[START]

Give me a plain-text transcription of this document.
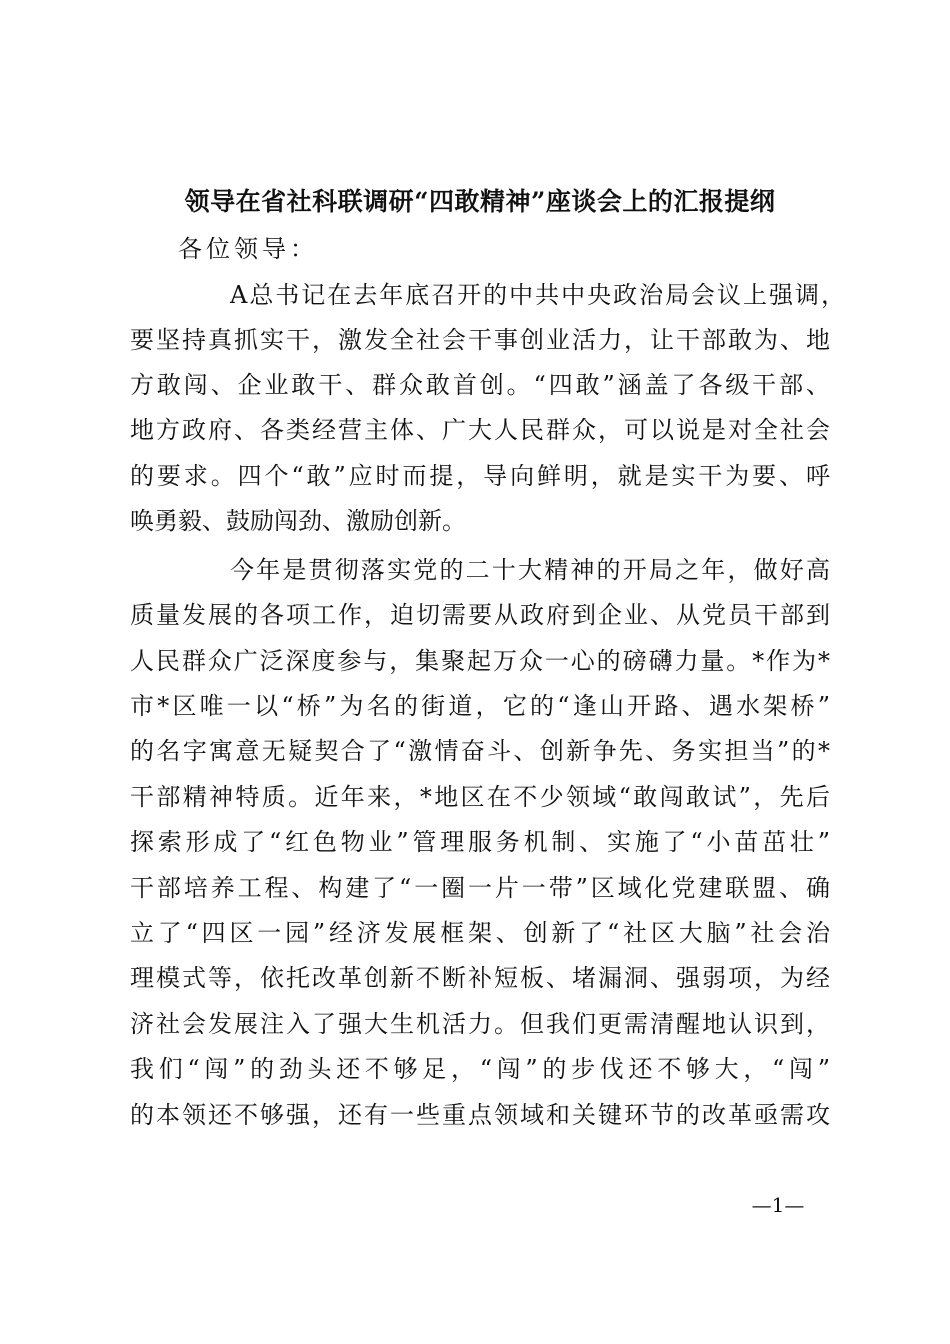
领导在省社科联调研“四敢精神”座谈会上的汇报提纲
各位领导：
A总书记在去年底召开的中共中央政治局会议上强调，
要坚持真抓实干，激发全社会干事创业活力，让干部敢为、地
方敢闯、企业敢干、群众敢首创。“四敢”涵盖了各级干部、
地方政府、各类经营主体、广大人民群众，可以说是对全社会
的要求。四个“敢”应时而提，导向鲜明，就是实干为要、呼
唤勇毅、鼓励闯劲、激励创新。
今年是贯彻落实党的二十大精神的开局之年，做好高
质量发展的各项工作，迫切需要从政府到企业、从党员干部到
人民群众广泛深度参与，集聚起万众一心的磅礴力量。*作为*
市*区唯一以“桥”为名的街道，它的“逢山开路、遇水架桥”
的名字寓意无疑契合了“激情奋斗、创新争先、务实担当”的*
干部精神特质。近年来，*地区在不少领域“敢闯敢试”，先后
探索形成了“红色物业”管理服务机制、实施了“小苗茁壮”
干部培养工程、构建了“一圈一片一带”区域化党建联盟、确
立了“四区一园”经济发展框架、创新了“社区大脑”社会治
理模式等，依托改革创新不断补短板、堵漏洞、强弱项，为经
济社会发展注入了强大生机活力。但我们更需清醒地认识到，
我们“闯”的劲头还不够足，“闯”的步伐还不够大，“闯”
的本领还不够强，还有一些重点领域和关键环节的改革亟需攻
—1—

[END]

Make an exact copy of the data, leaving its pictures out.

# Result for this exercise
Give me a plain-text transcription of this document.
领导在省社科联调研“四敢精神”座谈会上的汇报提纲
各位领导：
A总书记在去年底召开的中共中央政治局会议上强调，
要坚持真抓实干，激发全社会干事创业活力，让干部敢为、地
方敢闯、企业敢干、群众敢首创。“四敢”涵盖了各级干部、
地方政府、各类经营主体、广大人民群众，可以说是对全社会
的要求。四个“敢”应时而提，导向鲜明，就是实干为要、呼
唤勇毅、鼓励闯劲、激励创新。
今年是贯彻落实党的二十大精神的开局之年，做好高
质量发展的各项工作，迫切需要从政府到企业、从党员干部到
人民群众广泛深度参与，集聚起万众一心的磅礴力量。*作为*
市*区唯一以“桥”为名的街道，它的“逢山开路、遇水架桥”
的名字寓意无疑契合了“激情奋斗、创新争先、务实担当”的*
干部精神特质。近年来，*地区在不少领域“敢闯敢试”，先后
探索形成了“红色物业”管理服务机制、实施了“小苗茁壮”
干部培养工程、构建了“一圈一片一带”区域化党建联盟、确
立了“四区一园”经济发展框架、创新了“社区大脑”社会治
理模式等，依托改革创新不断补短板、堵漏洞、强弱项，为经
济社会发展注入了强大生机活力。但我们更需清醒地认识到，
我们“闯”的劲头还不够足，“闯”的步伐还不够大，“闯”
的本领还不够强，还有一些重点领域和关键环节的改革亟需攻
—1—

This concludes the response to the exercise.